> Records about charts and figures
----------------
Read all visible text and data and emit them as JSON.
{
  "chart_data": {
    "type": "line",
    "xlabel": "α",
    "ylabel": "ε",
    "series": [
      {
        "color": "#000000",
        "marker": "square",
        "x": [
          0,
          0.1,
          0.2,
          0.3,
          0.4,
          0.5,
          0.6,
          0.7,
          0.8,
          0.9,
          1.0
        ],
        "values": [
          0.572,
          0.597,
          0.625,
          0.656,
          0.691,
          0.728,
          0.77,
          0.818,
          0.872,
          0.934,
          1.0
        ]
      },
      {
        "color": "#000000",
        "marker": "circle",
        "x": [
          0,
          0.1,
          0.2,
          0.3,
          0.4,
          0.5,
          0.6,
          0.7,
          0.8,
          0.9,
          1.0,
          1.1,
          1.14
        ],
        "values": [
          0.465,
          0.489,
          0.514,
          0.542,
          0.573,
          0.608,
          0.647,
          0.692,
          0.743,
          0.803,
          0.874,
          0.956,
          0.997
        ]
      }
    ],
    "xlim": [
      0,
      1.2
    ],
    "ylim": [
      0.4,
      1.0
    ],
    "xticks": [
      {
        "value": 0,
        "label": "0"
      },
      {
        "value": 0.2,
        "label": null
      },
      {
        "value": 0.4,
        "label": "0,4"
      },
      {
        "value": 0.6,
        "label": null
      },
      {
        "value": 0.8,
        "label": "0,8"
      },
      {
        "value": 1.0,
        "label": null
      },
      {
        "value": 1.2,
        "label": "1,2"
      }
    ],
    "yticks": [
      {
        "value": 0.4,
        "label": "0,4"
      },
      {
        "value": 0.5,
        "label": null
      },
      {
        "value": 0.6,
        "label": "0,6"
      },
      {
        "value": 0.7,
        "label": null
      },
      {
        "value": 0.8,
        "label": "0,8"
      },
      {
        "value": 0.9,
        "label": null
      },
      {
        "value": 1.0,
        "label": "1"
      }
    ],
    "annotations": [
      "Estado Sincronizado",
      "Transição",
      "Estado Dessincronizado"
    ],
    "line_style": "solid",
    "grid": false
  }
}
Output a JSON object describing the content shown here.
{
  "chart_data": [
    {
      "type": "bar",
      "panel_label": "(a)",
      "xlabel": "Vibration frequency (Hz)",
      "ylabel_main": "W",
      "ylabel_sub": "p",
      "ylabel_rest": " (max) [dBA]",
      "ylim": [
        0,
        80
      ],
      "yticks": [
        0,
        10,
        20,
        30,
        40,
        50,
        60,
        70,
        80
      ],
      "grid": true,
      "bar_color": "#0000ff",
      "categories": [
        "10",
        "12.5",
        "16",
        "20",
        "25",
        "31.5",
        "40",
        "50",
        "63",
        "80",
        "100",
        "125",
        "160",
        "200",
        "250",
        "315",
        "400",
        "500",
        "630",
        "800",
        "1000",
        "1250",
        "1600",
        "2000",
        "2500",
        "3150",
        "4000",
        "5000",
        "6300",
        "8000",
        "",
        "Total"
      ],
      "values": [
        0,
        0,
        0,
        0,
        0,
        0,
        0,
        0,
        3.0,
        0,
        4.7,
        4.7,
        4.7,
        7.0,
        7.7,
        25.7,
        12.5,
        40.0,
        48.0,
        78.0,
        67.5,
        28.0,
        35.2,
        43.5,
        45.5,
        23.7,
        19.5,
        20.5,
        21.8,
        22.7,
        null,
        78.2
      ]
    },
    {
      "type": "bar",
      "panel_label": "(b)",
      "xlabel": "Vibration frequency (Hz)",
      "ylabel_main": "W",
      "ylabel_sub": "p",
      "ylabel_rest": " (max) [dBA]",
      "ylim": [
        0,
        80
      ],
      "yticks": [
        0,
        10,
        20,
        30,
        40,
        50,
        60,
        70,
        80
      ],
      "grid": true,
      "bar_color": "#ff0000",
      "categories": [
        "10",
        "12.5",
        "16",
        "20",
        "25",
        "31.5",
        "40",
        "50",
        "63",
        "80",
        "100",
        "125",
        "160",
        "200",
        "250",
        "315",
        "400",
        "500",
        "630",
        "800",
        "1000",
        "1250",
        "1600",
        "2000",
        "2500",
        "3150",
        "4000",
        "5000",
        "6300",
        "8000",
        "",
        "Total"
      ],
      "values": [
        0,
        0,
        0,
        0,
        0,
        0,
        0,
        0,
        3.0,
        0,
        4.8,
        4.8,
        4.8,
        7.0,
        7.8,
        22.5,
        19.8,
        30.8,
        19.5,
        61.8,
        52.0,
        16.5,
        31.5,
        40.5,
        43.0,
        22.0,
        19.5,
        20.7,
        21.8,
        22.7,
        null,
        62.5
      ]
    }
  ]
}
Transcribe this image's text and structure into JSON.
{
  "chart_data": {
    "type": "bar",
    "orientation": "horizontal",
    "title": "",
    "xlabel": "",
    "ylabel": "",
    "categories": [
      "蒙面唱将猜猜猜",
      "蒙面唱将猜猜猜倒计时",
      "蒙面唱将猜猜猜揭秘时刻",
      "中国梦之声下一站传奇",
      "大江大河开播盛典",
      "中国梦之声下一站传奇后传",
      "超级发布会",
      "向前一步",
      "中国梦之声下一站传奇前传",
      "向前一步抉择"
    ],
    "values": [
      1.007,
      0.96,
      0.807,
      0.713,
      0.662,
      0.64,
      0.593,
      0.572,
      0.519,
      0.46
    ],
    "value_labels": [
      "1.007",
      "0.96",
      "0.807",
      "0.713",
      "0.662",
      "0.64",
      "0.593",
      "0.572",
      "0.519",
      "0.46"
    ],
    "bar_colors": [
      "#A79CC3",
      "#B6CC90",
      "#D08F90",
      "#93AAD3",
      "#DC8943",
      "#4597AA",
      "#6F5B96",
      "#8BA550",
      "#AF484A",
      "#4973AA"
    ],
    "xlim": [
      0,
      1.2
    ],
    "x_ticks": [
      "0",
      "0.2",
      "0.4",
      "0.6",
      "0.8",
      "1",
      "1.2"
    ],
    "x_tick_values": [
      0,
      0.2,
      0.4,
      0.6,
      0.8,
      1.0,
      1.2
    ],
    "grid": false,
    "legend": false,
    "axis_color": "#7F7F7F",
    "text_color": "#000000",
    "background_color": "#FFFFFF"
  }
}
----------------
> TASK DETAILS
Write out the material exactly as given.

> WRITTEN SOLUTION
Read all visible text and data and emit them as JSON.
{
  "chart_data": {
    "type": "line",
    "xlabel": "α",
    "ylabel": "ε",
    "series": [
      {
        "color": "#000000",
        "marker": "square",
        "x": [
          0,
          0.1,
          0.2,
          0.3,
          0.4,
          0.5,
          0.6,
          0.7,
          0.8,
          0.9,
          1.0
        ],
        "values": [
          0.572,
          0.597,
          0.625,
          0.656,
          0.691,
          0.728,
          0.77,
          0.818,
          0.872,
          0.934,
          1.0
        ]
      },
      {
        "color": "#000000",
        "marker": "circle",
        "x": [
          0,
          0.1,
          0.2,
          0.3,
          0.4,
          0.5,
          0.6,
          0.7,
          0.8,
          0.9,
          1.0,
          1.1,
          1.14
        ],
        "values": [
          0.465,
          0.489,
          0.514,
          0.542,
          0.573,
          0.608,
          0.647,
          0.692,
          0.743,
          0.803,
          0.874,
          0.956,
          0.997
        ]
      }
    ],
    "xlim": [
      0,
      1.2
    ],
    "ylim": [
      0.4,
      1.0
    ],
    "xticks": [
      {
        "value": 0,
        "label": "0"
      },
      {
        "value": 0.2,
        "label": null
      },
      {
        "value": 0.4,
        "label": "0,4"
      },
      {
        "value": 0.6,
        "label": null
      },
      {
        "value": 0.8,
        "label": "0,8"
      },
      {
        "value": 1.0,
        "label": null
      },
      {
        "value": 1.2,
        "label": "1,2"
      }
    ],
    "yticks": [
      {
        "value": 0.4,
        "label": "0,4"
      },
      {
        "value": 0.5,
        "label": null
      },
      {
        "value": 0.6,
        "label": "0,6"
      },
      {
        "value": 0.7,
        "label": null
      },
      {
        "value": 0.8,
        "label": "0,8"
      },
      {
        "value": 0.9,
        "label": null
      },
      {
        "value": 1.0,
        "label": "1"
      }
    ],
    "annotations": [
      "Estado Sincronizado",
      "Transição",
      "Estado Dessincronizado"
    ],
    "line_style": "solid",
    "grid": false
  }
}
Output a JSON object describing the content shown here.
{
  "chart_data": [
    {
      "type": "bar",
      "panel_label": "(a)",
      "xlabel": "Vibration frequency (Hz)",
      "ylabel_main": "W",
      "ylabel_sub": "p",
      "ylabel_rest": " (max) [dBA]",
      "ylim": [
        0,
        80
      ],
      "yticks": [
        0,
        10,
        20,
        30,
        40,
        50,
        60,
        70,
        80
      ],
      "grid": true,
      "bar_color": "#0000ff",
      "categories": [
        "10",
        "12.5",
        "16",
        "20",
        "25",
        "31.5",
        "40",
        "50",
        "63",
        "80",
        "100",
        "125",
        "160",
        "200",
        "250",
        "315",
        "400",
        "500",
        "630",
        "800",
        "1000",
        "1250",
        "1600",
        "2000",
        "2500",
        "3150",
        "4000",
        "5000",
        "6300",
        "8000",
        "",
        "Total"
      ],
      "values": [
        0,
        0,
        0,
        0,
        0,
        0,
        0,
        0,
        3.0,
        0,
        4.7,
        4.7,
        4.7,
        7.0,
        7.7,
        25.7,
        12.5,
        40.0,
        48.0,
        78.0,
        67.5,
        28.0,
        35.2,
        43.5,
        45.5,
        23.7,
        19.5,
        20.5,
        21.8,
        22.7,
        null,
        78.2
      ]
    },
    {
      "type": "bar",
      "panel_label": "(b)",
      "xlabel": "Vibration frequency (Hz)",
      "ylabel_main": "W",
      "ylabel_sub": "p",
      "ylabel_rest": " (max) [dBA]",
      "ylim": [
        0,
        80
      ],
      "yticks": [
        0,
        10,
        20,
        30,
        40,
        50,
        60,
        70,
        80
      ],
      "grid": true,
      "bar_color": "#ff0000",
      "categories": [
        "10",
        "12.5",
        "16",
        "20",
        "25",
        "31.5",
        "40",
        "50",
        "63",
        "80",
        "100",
        "125",
        "160",
        "200",
        "250",
        "315",
        "400",
        "500",
        "630",
        "800",
        "1000",
        "1250",
        "1600",
        "2000",
        "2500",
        "3150",
        "4000",
        "5000",
        "6300",
        "8000",
        "",
        "Total"
      ],
      "values": [
        0,
        0,
        0,
        0,
        0,
        0,
        0,
        0,
        3.0,
        0,
        4.8,
        4.8,
        4.8,
        7.0,
        7.8,
        22.5,
        19.8,
        30.8,
        19.5,
        61.8,
        52.0,
        16.5,
        31.5,
        40.5,
        43.0,
        22.0,
        19.5,
        20.7,
        21.8,
        22.7,
        null,
        62.5
      ]
    }
  ]
}
Transcribe this image's text and structure into JSON.
{
  "chart_data": {
    "type": "bar",
    "orientation": "horizontal",
    "title": "",
    "xlabel": "",
    "ylabel": "",
    "categories": [
      "蒙面唱将猜猜猜",
      "蒙面唱将猜猜猜倒计时",
      "蒙面唱将猜猜猜揭秘时刻",
      "中国梦之声下一站传奇",
      "大江大河开播盛典",
      "中国梦之声下一站传奇后传",
      "超级发布会",
      "向前一步",
      "中国梦之声下一站传奇前传",
      "向前一步抉择"
    ],
    "values": [
      1.007,
      0.96,
      0.807,
      0.713,
      0.662,
      0.64,
      0.593,
      0.572,
      0.519,
      0.46
    ],
    "value_labels": [
      "1.007",
      "0.96",
      "0.807",
      "0.713",
      "0.662",
      "0.64",
      "0.593",
      "0.572",
      "0.519",
      "0.46"
    ],
    "bar_colors": [
      "#A79CC3",
      "#B6CC90",
      "#D08F90",
      "#93AAD3",
      "#DC8943",
      "#4597AA",
      "#6F5B96",
      "#8BA550",
      "#AF484A",
      "#4973AA"
    ],
    "xlim": [
      0,
      1.2
    ],
    "x_ticks": [
      "0",
      "0.2",
      "0.4",
      "0.6",
      "0.8",
      "1",
      "1.2"
    ],
    "x_tick_values": [
      0,
      0.2,
      0.4,
      0.6,
      0.8,
      1.0,
      1.2
    ],
    "grid": false,
    "legend": false,
    "axis_color": "#7F7F7F",
    "text_color": "#000000",
    "background_color": "#FFFFFF"
  }
}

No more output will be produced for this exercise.